GIVEN ENTRIES |
* START *
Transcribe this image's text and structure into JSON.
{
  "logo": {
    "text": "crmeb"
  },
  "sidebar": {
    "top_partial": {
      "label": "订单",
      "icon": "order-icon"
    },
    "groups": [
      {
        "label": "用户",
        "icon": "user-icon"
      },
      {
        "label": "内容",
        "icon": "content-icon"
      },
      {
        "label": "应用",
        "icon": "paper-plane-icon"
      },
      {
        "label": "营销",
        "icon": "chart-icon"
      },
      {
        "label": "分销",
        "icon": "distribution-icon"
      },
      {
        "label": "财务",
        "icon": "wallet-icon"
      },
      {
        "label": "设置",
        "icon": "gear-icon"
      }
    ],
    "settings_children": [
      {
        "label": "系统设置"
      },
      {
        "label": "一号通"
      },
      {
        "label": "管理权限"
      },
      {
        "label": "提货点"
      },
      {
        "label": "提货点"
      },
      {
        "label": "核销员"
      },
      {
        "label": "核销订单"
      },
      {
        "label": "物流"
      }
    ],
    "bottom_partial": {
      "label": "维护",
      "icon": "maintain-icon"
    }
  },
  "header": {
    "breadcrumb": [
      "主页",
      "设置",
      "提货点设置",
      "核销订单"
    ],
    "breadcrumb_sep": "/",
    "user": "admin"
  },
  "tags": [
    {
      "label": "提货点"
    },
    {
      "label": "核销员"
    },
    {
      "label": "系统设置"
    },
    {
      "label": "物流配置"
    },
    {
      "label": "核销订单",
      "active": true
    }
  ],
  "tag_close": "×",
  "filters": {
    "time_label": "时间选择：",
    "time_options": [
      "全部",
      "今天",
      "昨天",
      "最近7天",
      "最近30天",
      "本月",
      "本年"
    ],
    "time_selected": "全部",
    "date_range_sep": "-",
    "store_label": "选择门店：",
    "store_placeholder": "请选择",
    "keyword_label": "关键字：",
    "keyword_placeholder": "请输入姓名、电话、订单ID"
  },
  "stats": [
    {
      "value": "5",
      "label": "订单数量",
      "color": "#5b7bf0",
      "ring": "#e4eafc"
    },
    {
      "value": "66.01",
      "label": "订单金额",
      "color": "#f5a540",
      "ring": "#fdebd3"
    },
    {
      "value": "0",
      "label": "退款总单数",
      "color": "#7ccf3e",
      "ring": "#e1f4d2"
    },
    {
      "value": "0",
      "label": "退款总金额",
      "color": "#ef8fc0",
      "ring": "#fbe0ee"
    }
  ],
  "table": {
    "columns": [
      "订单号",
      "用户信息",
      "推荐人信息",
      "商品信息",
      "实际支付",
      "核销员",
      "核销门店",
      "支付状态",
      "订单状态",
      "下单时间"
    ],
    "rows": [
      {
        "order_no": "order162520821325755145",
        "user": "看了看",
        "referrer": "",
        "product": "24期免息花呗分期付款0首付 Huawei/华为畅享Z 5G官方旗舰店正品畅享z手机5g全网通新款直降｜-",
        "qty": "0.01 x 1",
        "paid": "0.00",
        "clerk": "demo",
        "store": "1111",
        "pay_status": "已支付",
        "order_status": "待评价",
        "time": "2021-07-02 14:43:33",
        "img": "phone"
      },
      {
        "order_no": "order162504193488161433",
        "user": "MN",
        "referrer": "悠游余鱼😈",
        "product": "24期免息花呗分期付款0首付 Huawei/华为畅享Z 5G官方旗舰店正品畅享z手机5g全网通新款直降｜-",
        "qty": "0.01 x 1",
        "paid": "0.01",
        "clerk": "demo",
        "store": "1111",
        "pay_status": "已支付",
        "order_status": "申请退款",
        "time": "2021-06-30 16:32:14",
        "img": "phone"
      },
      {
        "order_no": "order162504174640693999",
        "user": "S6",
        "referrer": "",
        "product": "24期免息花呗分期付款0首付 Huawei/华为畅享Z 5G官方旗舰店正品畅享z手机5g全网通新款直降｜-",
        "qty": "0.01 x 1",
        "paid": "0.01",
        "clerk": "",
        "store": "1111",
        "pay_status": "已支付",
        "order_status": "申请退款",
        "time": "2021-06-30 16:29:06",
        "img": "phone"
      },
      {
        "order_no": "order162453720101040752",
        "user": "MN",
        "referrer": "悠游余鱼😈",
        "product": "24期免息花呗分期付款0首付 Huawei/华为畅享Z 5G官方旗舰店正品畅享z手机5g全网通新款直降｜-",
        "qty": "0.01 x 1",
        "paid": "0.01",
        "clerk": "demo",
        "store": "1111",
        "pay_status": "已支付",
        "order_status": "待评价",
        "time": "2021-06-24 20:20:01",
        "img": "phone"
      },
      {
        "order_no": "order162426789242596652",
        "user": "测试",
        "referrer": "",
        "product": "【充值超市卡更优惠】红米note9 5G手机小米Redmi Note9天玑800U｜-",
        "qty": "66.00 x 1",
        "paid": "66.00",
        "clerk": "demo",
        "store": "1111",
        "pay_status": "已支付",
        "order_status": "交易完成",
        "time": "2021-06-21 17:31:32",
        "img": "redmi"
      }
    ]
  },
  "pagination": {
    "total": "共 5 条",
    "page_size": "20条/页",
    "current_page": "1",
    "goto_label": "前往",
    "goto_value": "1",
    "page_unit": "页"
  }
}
* END *
TASK OBJECTIVE | Review the material and copy each line in which the word "color" appears.

EXERCISE RESULT |
      "color": "#5b7bf0",
      "color": "#f5a540",
      "color": "#7ccf3e",
      "color": "#ef8fc0",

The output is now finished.